(Layout region records)
(begin)
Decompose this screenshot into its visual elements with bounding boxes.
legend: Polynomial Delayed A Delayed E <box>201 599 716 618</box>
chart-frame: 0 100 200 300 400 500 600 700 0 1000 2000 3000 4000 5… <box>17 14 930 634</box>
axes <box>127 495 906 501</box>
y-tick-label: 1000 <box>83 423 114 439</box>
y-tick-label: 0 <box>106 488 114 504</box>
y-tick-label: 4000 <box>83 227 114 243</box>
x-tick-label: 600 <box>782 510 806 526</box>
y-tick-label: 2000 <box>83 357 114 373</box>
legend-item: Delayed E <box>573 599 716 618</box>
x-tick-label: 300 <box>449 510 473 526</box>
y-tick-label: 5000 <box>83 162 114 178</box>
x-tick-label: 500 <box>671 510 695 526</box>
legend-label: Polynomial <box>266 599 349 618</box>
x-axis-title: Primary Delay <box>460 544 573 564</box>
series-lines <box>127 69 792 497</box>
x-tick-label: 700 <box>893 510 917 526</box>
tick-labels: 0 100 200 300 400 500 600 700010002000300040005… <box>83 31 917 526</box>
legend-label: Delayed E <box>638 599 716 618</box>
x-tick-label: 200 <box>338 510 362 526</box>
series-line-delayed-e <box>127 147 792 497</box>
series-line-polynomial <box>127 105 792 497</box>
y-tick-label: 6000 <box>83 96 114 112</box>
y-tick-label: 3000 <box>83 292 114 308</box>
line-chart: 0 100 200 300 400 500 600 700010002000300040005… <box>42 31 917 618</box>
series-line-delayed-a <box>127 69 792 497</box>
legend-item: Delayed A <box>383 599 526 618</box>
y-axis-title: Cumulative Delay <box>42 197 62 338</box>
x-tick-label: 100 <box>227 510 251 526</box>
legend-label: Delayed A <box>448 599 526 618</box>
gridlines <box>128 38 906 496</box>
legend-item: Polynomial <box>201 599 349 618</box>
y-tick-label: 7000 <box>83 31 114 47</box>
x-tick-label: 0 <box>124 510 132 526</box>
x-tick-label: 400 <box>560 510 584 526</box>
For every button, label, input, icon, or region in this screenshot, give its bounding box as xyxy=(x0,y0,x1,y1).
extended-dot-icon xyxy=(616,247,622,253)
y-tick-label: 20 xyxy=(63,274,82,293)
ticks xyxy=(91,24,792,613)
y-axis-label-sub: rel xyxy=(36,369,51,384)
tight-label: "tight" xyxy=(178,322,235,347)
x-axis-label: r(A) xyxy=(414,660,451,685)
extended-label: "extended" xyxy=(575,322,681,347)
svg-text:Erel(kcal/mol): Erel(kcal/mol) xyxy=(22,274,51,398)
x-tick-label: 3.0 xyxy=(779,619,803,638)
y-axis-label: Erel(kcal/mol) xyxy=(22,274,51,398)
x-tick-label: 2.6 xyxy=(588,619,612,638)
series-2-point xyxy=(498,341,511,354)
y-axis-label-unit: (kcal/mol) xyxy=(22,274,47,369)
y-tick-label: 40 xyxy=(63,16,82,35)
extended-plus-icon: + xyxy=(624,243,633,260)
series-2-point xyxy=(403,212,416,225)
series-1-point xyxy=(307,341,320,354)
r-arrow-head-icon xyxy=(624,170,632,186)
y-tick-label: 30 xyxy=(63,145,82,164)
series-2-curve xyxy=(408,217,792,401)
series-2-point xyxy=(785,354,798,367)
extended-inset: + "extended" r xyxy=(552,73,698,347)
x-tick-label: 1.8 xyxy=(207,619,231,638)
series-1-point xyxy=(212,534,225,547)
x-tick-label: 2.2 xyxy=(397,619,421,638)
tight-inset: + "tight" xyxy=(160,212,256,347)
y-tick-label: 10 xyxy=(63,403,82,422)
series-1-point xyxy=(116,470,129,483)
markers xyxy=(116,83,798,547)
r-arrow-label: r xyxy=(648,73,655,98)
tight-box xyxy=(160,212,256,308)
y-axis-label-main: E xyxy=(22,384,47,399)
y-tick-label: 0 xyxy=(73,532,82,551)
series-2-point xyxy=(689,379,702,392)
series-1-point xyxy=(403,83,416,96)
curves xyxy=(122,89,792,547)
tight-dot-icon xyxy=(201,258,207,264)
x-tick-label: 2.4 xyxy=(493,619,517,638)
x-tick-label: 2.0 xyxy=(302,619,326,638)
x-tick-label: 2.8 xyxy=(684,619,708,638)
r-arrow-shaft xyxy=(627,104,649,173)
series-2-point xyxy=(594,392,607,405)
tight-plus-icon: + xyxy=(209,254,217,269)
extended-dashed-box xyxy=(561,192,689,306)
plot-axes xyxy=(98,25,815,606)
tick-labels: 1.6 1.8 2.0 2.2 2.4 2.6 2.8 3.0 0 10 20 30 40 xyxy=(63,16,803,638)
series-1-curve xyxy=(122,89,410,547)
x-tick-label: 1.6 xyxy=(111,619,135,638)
(end)
(begin)
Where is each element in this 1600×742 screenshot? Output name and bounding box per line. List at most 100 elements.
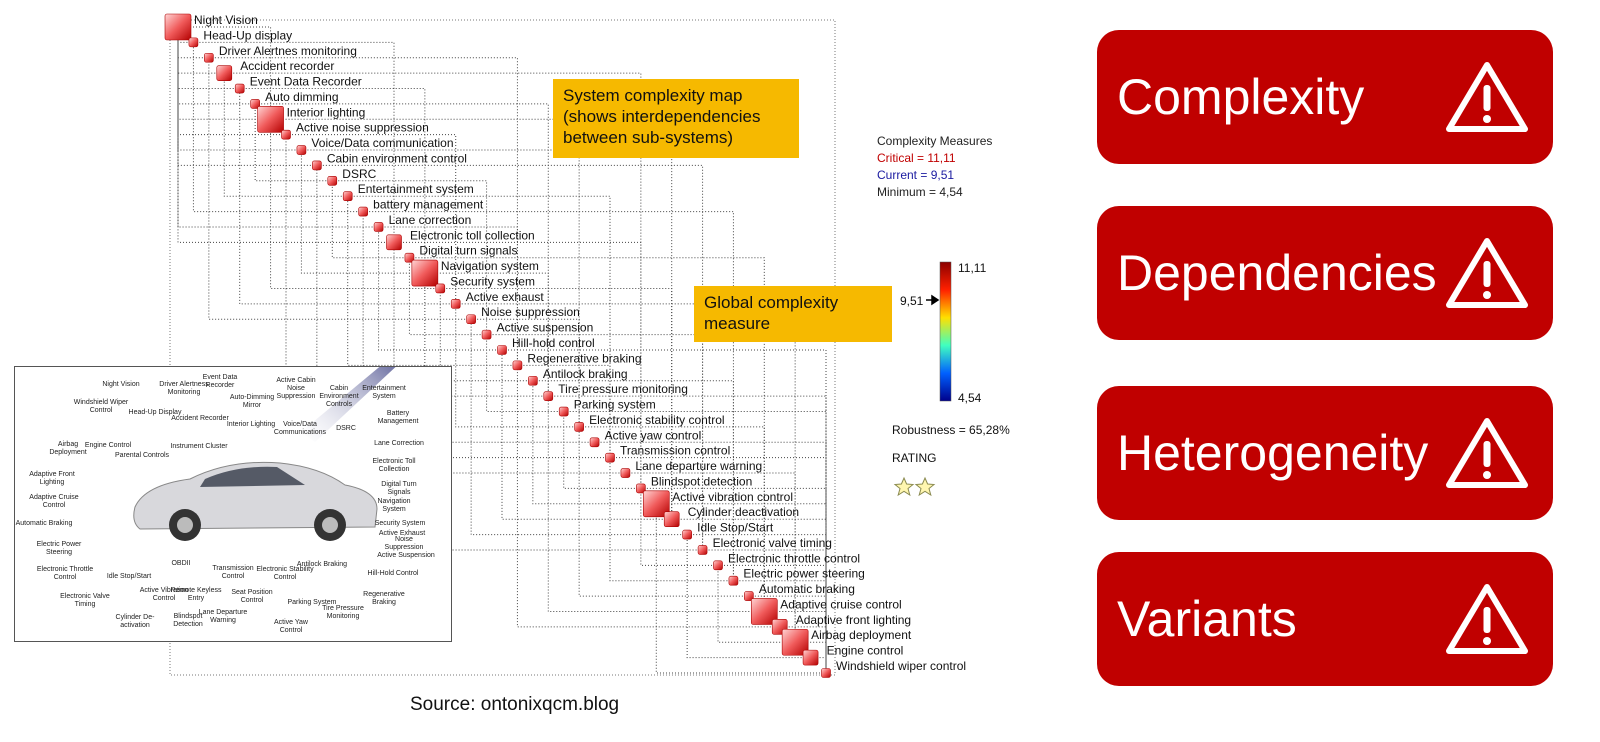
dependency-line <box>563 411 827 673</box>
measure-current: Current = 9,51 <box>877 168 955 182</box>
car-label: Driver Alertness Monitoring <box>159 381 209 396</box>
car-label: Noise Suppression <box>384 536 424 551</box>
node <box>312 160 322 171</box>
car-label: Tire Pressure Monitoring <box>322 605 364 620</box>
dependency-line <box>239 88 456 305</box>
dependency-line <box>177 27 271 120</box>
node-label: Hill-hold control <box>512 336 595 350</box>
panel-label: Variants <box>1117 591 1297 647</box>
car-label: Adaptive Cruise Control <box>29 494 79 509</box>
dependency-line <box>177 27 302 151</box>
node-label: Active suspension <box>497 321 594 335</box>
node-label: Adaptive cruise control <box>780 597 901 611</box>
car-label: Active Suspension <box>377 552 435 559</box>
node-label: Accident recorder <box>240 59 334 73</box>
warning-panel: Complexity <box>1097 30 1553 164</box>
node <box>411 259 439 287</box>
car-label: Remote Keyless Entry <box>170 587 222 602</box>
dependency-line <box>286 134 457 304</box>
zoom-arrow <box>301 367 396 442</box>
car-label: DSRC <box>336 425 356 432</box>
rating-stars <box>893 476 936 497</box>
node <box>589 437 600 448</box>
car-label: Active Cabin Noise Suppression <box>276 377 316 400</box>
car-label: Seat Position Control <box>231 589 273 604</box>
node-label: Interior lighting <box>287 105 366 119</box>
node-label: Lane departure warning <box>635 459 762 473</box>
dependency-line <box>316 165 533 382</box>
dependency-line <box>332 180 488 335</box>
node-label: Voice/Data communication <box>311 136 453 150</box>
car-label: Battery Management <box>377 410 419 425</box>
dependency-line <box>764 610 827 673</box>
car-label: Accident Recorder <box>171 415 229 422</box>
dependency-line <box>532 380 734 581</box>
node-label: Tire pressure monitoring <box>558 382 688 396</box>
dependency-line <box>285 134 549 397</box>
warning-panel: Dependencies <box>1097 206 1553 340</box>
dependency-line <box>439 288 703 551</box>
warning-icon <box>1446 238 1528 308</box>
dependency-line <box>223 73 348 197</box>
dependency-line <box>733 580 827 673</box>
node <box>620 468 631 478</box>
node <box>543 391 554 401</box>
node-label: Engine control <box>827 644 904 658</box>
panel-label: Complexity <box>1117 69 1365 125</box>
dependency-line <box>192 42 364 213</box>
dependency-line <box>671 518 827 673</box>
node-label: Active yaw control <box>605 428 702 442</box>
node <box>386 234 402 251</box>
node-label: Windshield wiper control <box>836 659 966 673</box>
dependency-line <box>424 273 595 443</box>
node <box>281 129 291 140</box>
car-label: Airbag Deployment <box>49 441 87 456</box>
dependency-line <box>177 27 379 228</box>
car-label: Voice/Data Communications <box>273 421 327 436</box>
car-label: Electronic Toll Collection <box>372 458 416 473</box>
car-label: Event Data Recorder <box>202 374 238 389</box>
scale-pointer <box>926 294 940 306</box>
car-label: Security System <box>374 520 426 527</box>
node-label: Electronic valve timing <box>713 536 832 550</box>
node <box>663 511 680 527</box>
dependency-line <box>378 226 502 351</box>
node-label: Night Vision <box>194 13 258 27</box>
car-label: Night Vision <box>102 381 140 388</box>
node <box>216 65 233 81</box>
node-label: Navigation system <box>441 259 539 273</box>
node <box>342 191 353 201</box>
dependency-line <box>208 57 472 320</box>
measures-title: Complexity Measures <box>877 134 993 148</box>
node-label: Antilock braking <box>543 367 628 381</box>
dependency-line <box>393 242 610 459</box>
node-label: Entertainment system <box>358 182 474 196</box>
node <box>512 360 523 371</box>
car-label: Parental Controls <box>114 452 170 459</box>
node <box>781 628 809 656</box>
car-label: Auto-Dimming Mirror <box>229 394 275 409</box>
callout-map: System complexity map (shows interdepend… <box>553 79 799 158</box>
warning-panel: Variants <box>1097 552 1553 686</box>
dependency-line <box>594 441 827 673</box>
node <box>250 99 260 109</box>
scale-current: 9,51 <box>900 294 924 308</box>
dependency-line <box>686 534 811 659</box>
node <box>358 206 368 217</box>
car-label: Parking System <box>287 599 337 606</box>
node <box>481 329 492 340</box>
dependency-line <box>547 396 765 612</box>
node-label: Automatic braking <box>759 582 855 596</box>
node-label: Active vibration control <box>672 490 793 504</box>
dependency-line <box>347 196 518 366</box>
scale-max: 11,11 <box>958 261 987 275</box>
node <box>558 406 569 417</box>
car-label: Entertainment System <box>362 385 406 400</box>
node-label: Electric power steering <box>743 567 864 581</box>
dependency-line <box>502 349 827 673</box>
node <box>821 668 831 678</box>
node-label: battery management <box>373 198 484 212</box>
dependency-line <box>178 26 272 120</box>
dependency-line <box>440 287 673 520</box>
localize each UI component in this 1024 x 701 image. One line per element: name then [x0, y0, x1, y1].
(end)
(begin)
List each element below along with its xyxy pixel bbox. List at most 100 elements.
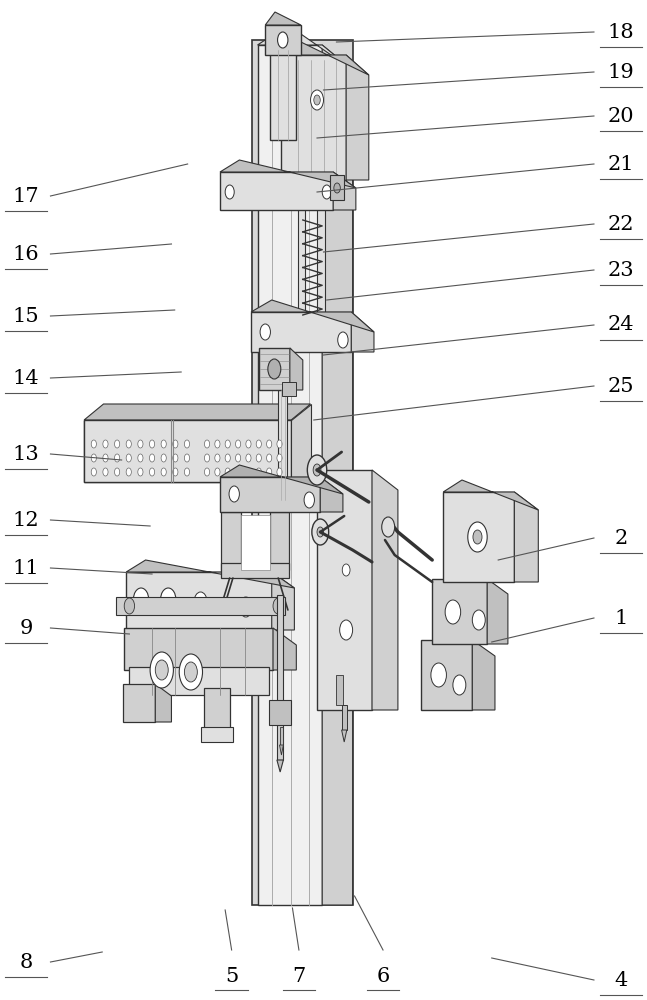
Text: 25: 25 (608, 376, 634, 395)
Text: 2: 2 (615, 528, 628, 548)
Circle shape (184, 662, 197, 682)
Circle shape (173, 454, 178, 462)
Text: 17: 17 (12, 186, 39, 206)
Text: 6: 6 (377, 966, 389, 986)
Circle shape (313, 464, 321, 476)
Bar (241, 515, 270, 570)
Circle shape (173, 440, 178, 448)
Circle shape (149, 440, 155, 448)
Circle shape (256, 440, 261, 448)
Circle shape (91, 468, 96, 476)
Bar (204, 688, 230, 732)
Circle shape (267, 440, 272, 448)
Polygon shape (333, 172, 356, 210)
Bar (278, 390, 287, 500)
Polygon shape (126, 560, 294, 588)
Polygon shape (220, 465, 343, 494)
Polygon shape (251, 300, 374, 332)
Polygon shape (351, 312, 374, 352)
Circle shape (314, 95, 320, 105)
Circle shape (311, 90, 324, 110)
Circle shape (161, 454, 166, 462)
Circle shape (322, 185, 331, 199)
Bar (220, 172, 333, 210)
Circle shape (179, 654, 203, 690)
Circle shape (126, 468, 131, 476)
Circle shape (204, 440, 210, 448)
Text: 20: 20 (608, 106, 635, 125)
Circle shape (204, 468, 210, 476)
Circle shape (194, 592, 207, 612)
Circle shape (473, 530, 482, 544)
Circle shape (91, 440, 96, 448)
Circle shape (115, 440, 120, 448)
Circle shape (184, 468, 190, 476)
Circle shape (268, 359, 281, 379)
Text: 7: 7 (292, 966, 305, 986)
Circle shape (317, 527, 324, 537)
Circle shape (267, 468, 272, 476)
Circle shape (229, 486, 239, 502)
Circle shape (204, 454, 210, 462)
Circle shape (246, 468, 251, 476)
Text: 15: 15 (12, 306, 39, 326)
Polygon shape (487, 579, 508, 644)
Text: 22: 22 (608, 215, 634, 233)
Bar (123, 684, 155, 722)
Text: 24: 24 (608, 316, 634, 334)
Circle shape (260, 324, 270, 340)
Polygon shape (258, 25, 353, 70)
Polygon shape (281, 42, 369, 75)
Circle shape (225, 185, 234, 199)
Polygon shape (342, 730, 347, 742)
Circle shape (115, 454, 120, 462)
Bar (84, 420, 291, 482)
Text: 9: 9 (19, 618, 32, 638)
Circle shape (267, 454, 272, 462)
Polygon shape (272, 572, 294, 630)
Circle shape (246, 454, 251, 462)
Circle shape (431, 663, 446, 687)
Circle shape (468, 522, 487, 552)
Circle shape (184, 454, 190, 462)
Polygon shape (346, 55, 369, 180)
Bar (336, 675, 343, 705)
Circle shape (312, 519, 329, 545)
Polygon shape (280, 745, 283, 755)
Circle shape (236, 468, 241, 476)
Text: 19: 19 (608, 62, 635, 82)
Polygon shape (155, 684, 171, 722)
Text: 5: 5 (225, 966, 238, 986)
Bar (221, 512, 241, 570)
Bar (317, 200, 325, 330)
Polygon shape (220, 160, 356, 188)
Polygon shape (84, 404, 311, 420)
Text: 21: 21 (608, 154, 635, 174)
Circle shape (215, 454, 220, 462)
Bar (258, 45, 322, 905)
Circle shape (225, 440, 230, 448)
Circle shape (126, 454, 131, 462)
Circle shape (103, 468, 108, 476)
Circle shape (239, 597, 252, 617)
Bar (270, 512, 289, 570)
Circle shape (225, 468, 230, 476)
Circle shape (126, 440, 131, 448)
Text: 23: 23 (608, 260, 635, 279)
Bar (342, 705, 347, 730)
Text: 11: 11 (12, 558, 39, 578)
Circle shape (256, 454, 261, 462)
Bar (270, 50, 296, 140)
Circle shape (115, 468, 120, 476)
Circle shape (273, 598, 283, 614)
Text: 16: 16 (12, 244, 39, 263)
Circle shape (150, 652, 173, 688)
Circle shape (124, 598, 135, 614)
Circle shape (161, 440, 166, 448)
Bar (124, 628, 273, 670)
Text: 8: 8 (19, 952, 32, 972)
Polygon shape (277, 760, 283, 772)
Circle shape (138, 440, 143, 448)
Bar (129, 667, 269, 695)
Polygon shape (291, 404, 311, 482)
(end)
### [EXERCISE PROMPT]
Reproduce the material word for word, from the line with "Decompose this screenshot" to the line with "legend-label: Polynomial <box>266", including both of those lines.

### [ANSWER]
Decompose this screenshot into its visual elements with bounding boxes.
legend: Polynomial Delayed A Delayed E <box>201 599 716 618</box>
chart-frame: 0 100 200 300 400 500 600 700 0 1000 2000 3000 4000 5… <box>17 14 930 634</box>
axes <box>127 495 906 501</box>
y-tick-label: 1000 <box>83 423 114 439</box>
y-tick-label: 0 <box>106 488 114 504</box>
y-tick-label: 4000 <box>83 227 114 243</box>
x-tick-label: 600 <box>782 510 806 526</box>
y-tick-label: 2000 <box>83 357 114 373</box>
legend-item: Delayed E <box>573 599 716 618</box>
x-tick-label: 300 <box>449 510 473 526</box>
y-tick-label: 5000 <box>83 162 114 178</box>
x-tick-label: 500 <box>671 510 695 526</box>
legend-label: Polynomial <box>266 599 349 618</box>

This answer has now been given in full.